• _Short task_: Identify and pull out each line of the entries in which "不動産経営者講座" occurs.
* Start *
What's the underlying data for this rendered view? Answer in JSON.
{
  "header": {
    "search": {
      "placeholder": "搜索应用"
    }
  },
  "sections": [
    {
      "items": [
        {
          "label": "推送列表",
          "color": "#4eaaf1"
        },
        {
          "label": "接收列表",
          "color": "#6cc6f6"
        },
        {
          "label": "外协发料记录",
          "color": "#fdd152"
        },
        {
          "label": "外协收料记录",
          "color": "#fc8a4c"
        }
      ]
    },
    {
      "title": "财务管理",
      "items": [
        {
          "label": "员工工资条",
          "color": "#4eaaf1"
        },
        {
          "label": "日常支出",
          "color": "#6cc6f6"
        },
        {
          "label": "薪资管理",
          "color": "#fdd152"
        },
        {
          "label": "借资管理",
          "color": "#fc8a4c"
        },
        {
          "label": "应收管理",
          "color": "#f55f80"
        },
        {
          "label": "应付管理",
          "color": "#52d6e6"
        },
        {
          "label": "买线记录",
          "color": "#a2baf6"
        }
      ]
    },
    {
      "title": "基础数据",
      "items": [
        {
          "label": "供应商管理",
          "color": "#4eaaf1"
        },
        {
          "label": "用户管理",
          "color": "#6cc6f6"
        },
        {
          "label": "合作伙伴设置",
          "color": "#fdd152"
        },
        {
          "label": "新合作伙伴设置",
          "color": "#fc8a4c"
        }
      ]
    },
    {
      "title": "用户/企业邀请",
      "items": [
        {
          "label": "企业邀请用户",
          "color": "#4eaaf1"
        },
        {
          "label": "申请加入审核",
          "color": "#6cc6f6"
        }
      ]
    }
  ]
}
* End *
* Start *
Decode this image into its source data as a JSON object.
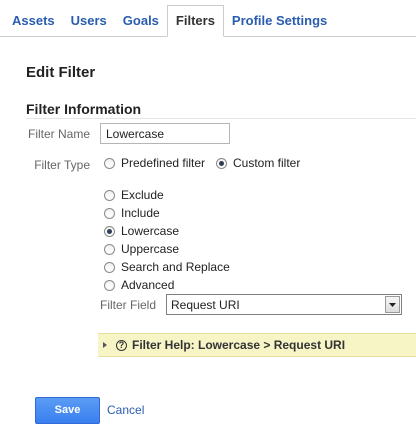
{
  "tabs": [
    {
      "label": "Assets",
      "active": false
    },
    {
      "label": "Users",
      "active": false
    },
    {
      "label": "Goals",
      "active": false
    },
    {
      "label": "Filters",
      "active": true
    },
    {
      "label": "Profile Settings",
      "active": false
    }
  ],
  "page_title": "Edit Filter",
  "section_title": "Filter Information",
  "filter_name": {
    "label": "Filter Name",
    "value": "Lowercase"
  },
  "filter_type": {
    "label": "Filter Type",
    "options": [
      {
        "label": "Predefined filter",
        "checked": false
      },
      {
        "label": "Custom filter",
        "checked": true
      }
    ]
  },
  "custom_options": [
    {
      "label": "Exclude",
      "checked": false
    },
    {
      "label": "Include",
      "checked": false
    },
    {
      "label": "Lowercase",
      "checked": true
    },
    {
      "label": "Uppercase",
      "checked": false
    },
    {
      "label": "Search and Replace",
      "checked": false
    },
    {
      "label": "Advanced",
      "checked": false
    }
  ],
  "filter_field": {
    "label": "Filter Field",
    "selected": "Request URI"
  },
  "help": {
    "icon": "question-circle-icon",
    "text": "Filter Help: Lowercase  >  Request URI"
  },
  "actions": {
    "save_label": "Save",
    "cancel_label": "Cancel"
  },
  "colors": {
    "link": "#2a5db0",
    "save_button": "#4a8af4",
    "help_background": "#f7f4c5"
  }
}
* End *
* Start *
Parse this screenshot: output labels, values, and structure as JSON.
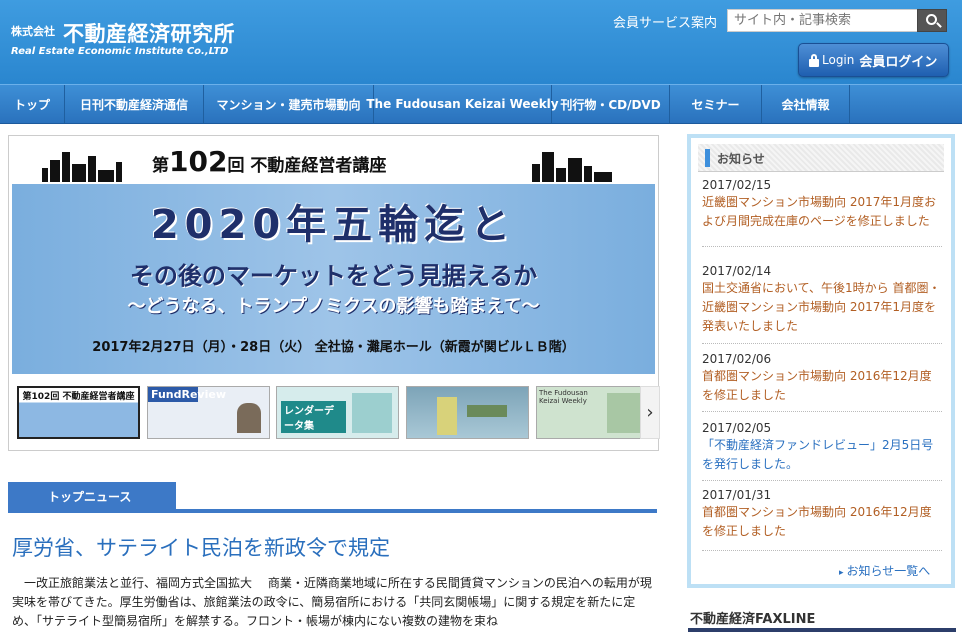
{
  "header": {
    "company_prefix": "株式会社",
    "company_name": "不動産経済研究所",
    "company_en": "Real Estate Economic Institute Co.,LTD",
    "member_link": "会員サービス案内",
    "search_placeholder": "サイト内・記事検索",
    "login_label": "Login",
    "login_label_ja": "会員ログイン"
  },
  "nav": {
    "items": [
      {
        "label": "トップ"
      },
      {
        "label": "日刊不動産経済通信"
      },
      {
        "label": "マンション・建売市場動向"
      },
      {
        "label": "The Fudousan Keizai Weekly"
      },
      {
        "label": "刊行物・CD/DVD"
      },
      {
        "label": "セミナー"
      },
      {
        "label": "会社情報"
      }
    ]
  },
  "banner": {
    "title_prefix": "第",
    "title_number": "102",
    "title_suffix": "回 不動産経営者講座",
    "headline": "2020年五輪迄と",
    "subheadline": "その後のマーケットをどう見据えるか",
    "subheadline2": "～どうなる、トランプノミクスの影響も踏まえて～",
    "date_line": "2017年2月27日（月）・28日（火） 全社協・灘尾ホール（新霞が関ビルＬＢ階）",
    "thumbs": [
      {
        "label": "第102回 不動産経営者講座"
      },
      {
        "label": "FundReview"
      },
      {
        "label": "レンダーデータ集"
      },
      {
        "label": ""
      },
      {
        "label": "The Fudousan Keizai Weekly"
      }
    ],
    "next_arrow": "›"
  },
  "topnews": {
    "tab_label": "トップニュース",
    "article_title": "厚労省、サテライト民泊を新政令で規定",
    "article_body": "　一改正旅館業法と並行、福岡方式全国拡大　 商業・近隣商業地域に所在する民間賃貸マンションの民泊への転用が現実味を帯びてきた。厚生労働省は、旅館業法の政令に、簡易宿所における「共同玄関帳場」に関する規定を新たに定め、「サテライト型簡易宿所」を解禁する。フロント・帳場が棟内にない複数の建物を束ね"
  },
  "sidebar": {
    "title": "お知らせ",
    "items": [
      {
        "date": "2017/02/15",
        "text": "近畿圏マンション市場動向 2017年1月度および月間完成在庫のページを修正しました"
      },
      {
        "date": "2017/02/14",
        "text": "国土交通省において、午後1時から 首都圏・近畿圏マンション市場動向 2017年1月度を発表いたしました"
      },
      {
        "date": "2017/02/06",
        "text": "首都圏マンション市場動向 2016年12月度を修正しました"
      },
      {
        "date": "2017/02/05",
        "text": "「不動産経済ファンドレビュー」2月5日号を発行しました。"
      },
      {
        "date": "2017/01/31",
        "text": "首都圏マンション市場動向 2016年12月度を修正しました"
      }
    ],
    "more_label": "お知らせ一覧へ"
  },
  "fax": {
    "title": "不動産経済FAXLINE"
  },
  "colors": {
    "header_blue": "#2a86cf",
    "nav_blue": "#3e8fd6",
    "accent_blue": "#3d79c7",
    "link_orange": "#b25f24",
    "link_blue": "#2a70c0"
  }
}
* End *
• _Solution for this problem_:
    "title_suffix": "回 不動産経営者講座",
        "label": "第102回 不動産経営者講座"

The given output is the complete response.